Locate every line in the records below that contains the word "poslal", and copy each one.

****************

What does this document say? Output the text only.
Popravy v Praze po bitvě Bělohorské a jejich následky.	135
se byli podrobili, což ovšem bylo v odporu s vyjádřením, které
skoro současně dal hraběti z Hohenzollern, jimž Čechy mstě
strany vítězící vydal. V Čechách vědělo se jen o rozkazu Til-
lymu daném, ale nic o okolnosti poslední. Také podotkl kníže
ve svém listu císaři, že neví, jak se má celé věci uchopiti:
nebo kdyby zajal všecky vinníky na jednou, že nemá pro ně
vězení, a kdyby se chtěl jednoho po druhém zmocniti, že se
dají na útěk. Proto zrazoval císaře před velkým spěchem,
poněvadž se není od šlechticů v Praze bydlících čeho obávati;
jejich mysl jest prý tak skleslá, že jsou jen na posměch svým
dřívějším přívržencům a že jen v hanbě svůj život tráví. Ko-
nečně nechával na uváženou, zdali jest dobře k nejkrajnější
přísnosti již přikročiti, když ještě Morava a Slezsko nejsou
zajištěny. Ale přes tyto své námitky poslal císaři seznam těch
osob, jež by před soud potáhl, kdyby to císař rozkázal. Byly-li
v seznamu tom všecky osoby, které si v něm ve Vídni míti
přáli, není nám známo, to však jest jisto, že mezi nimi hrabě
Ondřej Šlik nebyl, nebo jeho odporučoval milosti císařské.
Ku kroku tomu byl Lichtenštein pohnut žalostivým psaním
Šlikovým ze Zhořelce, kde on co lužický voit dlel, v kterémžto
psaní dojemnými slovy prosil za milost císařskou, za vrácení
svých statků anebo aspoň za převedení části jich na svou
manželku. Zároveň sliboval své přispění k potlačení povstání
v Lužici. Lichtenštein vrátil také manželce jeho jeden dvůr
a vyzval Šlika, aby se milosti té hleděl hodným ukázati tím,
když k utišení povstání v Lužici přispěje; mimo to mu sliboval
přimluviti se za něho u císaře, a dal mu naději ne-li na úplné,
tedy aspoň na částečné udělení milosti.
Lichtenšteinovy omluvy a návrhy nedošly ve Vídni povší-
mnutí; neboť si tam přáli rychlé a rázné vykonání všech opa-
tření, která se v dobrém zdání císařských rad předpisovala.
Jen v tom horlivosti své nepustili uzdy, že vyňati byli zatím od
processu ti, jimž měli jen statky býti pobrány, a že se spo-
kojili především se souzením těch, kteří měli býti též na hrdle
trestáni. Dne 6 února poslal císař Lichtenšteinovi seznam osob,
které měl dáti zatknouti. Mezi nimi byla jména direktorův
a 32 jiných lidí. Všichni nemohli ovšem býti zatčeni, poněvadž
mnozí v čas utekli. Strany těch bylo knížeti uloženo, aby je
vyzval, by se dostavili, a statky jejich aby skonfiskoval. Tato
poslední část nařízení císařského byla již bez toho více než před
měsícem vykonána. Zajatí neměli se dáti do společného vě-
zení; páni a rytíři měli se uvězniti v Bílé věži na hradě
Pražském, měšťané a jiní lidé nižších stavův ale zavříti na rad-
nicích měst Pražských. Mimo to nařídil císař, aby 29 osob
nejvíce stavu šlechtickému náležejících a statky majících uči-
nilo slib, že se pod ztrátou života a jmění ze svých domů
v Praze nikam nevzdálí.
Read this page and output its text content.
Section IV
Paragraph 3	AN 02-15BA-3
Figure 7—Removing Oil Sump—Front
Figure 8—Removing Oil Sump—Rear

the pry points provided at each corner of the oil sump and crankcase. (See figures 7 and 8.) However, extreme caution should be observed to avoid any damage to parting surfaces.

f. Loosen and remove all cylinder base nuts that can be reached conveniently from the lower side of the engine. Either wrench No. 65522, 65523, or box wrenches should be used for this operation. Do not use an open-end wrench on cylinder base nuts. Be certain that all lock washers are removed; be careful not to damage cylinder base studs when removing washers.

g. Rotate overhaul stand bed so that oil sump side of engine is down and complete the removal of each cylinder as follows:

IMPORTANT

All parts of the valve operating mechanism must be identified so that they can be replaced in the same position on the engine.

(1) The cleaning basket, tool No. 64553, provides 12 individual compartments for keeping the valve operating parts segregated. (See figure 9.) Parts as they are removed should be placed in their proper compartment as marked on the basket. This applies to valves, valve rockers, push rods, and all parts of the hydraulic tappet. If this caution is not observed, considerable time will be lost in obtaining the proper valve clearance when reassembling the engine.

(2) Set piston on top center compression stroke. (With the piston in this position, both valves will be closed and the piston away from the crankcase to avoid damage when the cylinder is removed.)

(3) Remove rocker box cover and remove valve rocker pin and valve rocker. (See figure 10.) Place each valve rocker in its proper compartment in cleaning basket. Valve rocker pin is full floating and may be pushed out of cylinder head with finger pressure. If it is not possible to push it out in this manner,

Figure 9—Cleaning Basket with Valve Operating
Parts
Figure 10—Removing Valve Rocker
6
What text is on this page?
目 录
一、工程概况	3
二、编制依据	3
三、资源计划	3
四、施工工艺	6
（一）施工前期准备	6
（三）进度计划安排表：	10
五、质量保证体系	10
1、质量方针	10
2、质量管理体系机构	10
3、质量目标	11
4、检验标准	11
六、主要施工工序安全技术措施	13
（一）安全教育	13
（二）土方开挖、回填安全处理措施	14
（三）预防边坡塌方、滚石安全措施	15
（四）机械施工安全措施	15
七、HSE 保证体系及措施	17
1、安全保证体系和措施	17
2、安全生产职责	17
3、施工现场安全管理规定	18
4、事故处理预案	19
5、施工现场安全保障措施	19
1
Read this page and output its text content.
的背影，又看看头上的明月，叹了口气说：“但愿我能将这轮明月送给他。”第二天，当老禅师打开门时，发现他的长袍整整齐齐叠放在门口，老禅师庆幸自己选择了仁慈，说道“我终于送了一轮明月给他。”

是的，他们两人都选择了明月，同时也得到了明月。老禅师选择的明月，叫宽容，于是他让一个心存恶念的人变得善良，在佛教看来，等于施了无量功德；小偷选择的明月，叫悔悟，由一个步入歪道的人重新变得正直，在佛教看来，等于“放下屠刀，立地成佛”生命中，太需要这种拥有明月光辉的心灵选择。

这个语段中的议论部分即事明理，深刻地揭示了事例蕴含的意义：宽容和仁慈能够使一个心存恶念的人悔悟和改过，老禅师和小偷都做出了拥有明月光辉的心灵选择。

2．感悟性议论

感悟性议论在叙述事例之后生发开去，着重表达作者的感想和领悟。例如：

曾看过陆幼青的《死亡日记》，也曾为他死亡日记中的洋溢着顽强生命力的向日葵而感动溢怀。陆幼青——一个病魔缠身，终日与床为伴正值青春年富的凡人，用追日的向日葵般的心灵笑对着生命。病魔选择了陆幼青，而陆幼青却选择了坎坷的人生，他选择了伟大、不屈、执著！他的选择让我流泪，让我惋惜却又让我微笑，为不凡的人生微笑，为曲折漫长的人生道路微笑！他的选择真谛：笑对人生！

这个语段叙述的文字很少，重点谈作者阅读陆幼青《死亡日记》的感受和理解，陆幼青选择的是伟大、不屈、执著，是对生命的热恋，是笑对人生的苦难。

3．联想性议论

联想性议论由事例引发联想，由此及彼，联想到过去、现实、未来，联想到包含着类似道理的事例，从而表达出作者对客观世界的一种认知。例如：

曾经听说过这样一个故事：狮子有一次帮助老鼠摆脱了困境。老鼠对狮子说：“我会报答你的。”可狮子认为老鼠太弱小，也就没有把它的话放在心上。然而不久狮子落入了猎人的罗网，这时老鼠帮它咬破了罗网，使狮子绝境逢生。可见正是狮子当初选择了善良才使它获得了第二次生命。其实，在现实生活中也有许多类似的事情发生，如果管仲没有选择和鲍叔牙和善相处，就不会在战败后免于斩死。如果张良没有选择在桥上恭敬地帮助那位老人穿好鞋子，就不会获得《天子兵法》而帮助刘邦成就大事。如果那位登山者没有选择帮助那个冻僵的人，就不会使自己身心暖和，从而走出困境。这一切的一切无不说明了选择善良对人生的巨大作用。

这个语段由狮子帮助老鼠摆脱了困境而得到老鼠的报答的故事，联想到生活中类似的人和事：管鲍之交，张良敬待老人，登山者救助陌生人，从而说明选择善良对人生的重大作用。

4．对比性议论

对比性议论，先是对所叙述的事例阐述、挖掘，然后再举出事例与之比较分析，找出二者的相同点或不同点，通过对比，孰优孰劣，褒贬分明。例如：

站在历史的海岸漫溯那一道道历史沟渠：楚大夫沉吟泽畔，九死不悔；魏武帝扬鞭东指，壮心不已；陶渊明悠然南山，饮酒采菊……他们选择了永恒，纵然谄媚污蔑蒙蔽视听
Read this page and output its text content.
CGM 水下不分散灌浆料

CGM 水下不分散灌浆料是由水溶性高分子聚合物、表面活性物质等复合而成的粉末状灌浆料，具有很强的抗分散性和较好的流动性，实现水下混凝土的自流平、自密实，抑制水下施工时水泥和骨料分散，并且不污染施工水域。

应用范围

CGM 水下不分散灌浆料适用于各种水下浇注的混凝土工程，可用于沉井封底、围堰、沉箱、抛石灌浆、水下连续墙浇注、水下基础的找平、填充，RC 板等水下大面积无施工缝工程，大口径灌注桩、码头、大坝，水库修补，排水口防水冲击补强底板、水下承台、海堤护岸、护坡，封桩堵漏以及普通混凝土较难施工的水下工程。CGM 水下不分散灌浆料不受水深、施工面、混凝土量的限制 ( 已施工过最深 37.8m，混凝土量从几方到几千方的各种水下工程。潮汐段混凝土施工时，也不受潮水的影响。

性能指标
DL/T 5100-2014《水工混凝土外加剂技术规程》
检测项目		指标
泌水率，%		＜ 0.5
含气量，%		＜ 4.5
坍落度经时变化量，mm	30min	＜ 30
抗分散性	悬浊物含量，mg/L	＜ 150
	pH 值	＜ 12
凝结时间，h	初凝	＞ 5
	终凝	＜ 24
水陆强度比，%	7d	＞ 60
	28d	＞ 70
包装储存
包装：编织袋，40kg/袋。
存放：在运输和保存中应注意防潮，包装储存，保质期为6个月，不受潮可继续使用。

****************

COMPLETE RESPONSE:
zajištěny. Ale přes tyto své námitky poslal císaři seznam těch
trestáni. Dne 6 února poslal císař Lichtenšteinovi seznam osob,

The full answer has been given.